*Raw records*:
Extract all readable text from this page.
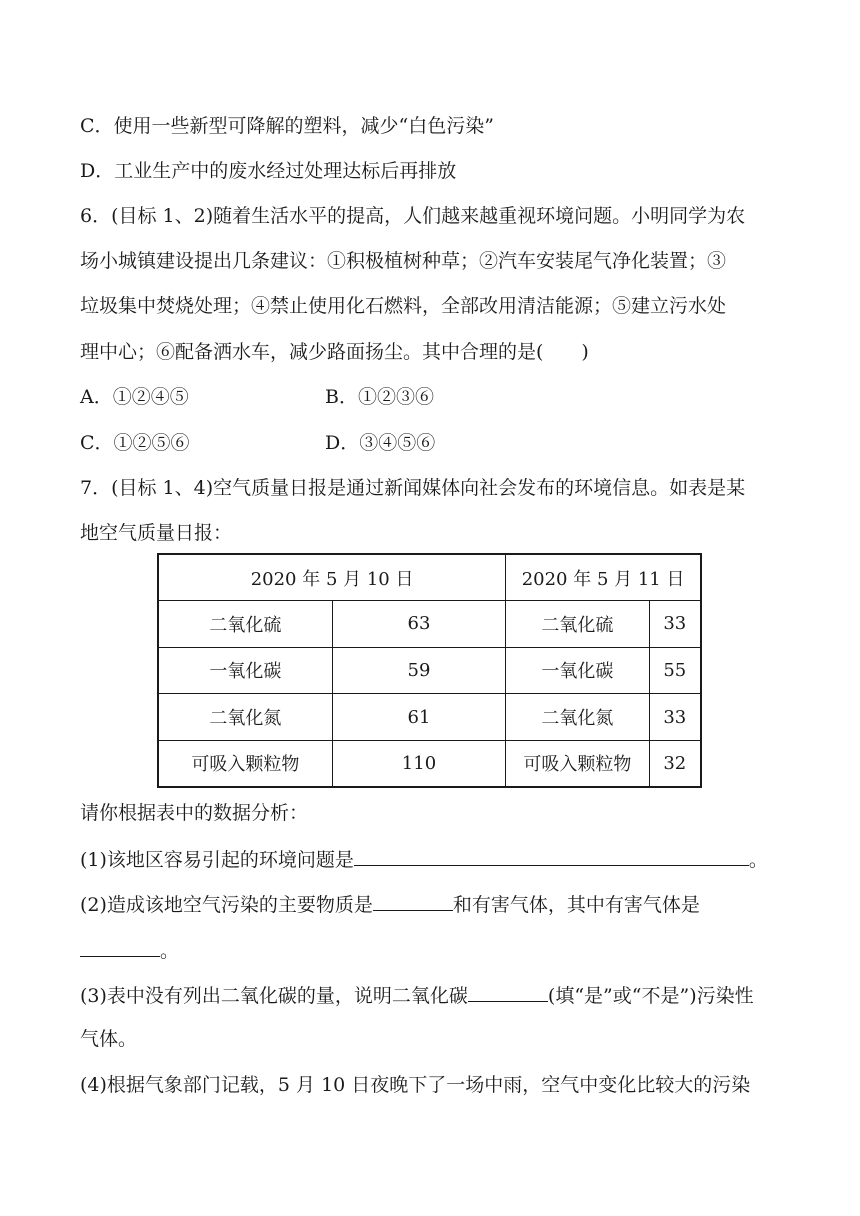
C．使用一些新型可降解的塑料，减少“白色污染”
D．工业生产中的废水经过处理达标后再排放
6．(目标 1、2)随着生活水平的提高，人们越来越重视环境问题。小明同学为农
场小城镇建设提出几条建议：①积极植树种草；②汽车安装尾气净化装置；③
垃圾集中焚烧处理；④禁止使用化石燃料，全部改用清洁能源；⑤建立污水处
理中心；⑥配备洒水车，减少路面扬尘。其中合理的是(　　)
A．①②④⑤	B．①②③⑥
C．①②⑤⑥	D．③④⑤⑥
7．(目标 1、4)空气质量日报是通过新闻媒体向社会发布的环境信息。如表是某
地空气质量日报：
2020 年 5 月 10 日		2020 年 5 月 11 日	
二氧化硫	63	二氧化硫	33
一氧化碳	59	一氧化碳	55
二氧化氮	61	二氧化氮	33
可吸入颗粒物	110	可吸入颗粒物	32
请你根据表中的数据分析：
(1)该地区容易引起的环境问题是	。
(2)造成该地空气污染的主要物质是	和有害气体，其中有害气体是
。
(3)表中没有列出二氧化碳的量，说明二氧化碳	(填“是”或“不是”)污染性
气体。
(4)根据气象部门记载，5 月 10 日夜晚下了一场中雨，空气中变化比较大的污染
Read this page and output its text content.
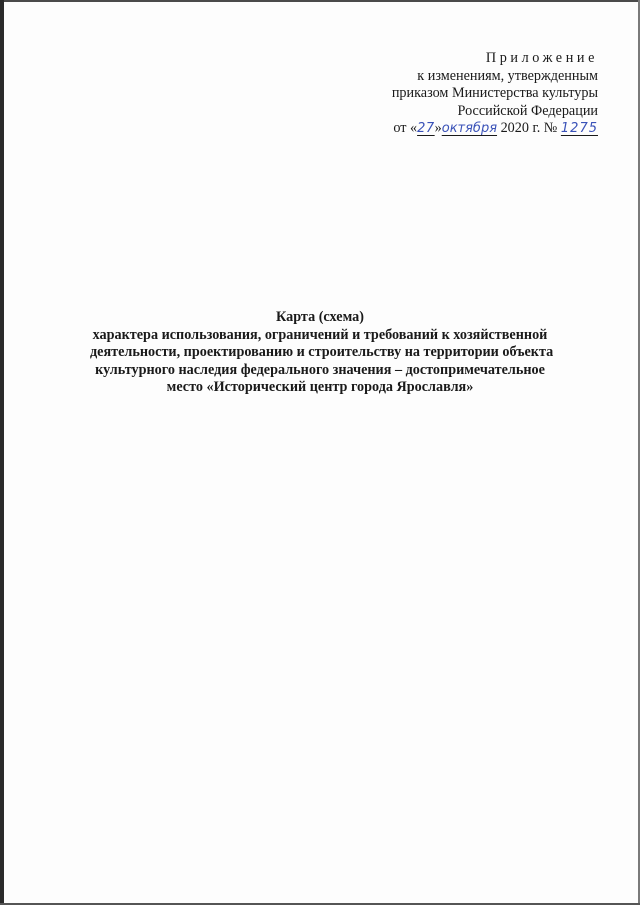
Приложение
к изменениям, утвержденным
приказом Министерства культуры
Российской Федерации
от «27»октября 2020 г. № 1275
Карта (схема)
характера использования, ограничений и требований к хозяйственной
деятельности, проектированию и строительству на территории объекта
культурного наследия федерального значения – достопримечательное
место «Исторический центр города Ярославля»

*Aim*: Retype, word for word, only the lines from the line with "Read this page and output its text content." to the final line of the listing above; the pictures do not belong in the copy.

*Answer to this exercise*:
Read this page and output its text content.
Приложение
к изменениям, утвержденным
приказом Министерства культуры
Российской Федерации
от «27»октября 2020 г. № 1275
Карта (схема)
характера использования, ограничений и требований к хозяйственной
деятельности, проектированию и строительству на территории объекта
культурного наследия федерального значения – достопримечательное
место «Исторический центр города Ярославля»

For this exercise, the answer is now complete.